YOUR TASK: Check every line below for the word "also" and show those that hold it.

━━━━━━━━━━━━━━━━━━━━

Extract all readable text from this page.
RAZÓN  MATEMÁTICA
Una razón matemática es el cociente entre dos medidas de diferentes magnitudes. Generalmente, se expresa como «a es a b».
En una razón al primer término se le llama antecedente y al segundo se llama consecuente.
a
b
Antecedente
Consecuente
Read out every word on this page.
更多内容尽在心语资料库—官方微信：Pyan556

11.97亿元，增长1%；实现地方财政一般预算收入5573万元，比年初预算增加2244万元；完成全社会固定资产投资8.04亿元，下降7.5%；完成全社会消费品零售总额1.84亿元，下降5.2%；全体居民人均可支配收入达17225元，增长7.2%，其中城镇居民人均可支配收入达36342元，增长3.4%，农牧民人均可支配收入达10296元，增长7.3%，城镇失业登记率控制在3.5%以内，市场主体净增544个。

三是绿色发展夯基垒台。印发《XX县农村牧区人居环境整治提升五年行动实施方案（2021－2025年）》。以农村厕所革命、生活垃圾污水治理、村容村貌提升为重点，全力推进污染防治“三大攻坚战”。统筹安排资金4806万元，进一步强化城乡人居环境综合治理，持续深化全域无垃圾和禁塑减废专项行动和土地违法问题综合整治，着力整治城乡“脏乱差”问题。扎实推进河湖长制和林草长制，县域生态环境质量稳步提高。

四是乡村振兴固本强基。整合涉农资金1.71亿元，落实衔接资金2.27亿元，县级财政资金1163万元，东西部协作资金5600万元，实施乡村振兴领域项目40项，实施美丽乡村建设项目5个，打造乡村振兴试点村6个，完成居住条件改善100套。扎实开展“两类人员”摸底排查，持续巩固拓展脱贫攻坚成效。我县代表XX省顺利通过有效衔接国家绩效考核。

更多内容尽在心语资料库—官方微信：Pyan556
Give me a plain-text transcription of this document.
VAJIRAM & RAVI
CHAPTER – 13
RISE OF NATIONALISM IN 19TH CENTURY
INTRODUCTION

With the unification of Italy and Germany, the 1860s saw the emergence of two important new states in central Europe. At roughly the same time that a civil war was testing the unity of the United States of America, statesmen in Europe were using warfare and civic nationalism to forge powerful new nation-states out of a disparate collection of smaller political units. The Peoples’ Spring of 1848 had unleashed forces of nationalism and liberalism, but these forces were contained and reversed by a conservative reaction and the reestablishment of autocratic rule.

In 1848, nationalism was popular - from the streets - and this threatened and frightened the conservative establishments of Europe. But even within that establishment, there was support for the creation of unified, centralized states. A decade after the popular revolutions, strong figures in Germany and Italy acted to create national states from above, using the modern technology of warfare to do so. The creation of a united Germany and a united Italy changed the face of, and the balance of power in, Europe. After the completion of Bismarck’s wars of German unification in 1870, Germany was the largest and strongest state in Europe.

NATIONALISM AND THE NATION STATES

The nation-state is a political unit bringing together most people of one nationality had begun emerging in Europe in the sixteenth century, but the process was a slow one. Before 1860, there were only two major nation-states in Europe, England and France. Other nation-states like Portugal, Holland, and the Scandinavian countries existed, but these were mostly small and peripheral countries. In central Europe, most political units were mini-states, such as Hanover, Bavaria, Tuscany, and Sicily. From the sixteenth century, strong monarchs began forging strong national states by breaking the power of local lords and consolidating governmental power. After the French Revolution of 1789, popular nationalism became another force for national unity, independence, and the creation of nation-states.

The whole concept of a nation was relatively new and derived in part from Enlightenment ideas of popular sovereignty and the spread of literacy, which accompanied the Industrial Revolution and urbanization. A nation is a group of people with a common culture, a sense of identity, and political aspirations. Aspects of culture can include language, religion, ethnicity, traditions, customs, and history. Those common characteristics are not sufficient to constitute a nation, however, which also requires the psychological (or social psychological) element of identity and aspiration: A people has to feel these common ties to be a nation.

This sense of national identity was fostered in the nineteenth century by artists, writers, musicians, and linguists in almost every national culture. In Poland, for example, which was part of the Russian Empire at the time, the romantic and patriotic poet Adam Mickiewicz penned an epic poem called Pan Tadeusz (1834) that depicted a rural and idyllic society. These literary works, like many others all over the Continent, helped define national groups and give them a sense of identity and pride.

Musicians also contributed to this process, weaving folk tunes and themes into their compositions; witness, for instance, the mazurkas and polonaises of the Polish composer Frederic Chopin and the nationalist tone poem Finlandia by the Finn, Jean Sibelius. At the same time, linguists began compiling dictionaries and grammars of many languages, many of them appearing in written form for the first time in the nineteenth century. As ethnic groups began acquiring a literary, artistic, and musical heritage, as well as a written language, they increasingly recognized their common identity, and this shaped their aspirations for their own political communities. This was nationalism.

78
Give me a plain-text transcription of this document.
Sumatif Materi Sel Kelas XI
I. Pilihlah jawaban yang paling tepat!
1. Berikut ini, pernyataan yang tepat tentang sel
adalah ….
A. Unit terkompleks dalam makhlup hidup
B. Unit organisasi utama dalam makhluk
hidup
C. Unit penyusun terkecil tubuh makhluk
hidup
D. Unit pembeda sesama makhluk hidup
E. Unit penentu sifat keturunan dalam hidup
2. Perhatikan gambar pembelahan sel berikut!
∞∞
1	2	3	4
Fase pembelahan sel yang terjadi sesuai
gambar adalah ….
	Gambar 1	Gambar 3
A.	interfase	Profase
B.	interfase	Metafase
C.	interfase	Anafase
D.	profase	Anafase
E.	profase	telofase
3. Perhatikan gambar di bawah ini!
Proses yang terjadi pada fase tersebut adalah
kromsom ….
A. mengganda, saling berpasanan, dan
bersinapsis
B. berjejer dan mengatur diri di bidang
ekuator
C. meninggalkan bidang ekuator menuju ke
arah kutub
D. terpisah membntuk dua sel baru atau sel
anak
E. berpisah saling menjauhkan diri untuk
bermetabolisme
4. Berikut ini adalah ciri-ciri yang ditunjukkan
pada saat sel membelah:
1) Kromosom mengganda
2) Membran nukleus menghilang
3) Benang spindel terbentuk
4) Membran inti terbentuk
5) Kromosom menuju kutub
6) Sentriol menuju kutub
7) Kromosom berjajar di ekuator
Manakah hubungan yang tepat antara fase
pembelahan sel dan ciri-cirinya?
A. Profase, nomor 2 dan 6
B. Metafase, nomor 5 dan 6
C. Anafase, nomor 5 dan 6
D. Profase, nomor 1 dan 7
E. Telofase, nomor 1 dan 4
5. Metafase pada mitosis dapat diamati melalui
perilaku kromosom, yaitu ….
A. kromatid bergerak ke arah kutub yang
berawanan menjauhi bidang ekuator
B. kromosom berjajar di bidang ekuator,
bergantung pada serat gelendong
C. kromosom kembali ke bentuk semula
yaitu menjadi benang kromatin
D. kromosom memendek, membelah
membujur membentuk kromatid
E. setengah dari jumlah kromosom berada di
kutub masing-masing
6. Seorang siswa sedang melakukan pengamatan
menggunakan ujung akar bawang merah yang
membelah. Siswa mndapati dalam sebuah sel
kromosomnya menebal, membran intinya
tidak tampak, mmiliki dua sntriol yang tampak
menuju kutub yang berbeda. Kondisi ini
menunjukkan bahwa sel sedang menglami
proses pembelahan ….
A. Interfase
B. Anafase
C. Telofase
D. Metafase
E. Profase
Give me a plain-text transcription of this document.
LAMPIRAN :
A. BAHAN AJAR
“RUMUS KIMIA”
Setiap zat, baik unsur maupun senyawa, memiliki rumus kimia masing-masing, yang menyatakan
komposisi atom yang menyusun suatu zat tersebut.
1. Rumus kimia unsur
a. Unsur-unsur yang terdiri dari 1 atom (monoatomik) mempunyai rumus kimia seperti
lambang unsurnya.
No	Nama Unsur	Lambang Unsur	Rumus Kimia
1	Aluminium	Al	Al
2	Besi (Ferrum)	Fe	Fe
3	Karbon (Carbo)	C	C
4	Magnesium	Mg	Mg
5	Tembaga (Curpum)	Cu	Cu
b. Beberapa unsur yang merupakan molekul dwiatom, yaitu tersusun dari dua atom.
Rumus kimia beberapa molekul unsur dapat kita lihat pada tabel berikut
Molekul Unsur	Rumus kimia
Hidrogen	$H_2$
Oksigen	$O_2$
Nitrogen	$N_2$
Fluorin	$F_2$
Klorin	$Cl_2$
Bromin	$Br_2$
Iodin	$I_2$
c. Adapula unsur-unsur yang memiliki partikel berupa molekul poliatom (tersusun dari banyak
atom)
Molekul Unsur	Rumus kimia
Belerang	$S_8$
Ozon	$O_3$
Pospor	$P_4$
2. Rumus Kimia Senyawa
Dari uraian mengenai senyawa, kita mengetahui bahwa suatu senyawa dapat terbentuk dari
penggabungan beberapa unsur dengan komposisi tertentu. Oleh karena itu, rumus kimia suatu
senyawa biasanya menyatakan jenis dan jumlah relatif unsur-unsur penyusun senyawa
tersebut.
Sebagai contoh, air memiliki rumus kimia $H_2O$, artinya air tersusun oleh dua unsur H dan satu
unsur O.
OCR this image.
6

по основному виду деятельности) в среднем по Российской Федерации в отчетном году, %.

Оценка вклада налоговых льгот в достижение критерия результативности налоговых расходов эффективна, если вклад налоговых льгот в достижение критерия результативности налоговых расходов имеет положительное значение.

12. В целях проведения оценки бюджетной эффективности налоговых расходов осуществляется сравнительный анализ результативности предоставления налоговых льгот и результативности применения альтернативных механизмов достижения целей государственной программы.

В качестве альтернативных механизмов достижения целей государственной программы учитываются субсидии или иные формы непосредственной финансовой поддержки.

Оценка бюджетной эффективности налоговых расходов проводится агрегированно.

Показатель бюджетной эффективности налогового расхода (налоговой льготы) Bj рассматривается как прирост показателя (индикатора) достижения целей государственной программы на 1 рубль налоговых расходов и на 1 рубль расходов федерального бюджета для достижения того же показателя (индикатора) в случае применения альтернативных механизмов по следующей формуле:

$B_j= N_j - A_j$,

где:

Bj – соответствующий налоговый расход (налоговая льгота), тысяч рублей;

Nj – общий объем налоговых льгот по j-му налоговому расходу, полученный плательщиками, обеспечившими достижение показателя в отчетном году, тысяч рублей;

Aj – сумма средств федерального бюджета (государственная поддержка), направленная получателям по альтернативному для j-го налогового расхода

━━━━━━━━━━━━━━━━━━━━

REPLY TO THE EXERCISE:
The whole concept of a nation was relatively new and derived in part from Enlightenment ideas of popular sovereignty and the spread of literacy, which accompanied the Industrial Revolution and urbanization. A nation is a group of people with a common culture, a sense of identity, and political aspirations. Aspects of culture can include language, religion, ethnicity, traditions, customs, and history. Those common characteristics are not sufficient to constitute a nation, however, which also requires the psychological (or social psychological) element of identity and aspiration: A people has to feel these common ties to be a nation.
Musicians also contributed to this process, weaving folk tunes and themes into their compositions; witness, for instance, the mazurkas and polonaises of the Polish composer Frederic Chopin and the nationalist tone poem Finlandia by the Finn, Jean Sibelius. At the same time, linguists began compiling dictionaries and grammars of many languages, many of them appearing in written form for the first time in the nineteenth century. As ethnic groups began acquiring a literary, artistic, and musical heritage, as well as a written language, they increasingly recognized their common identity, and this shaped their aspirations for their own political communities. This was nationalism.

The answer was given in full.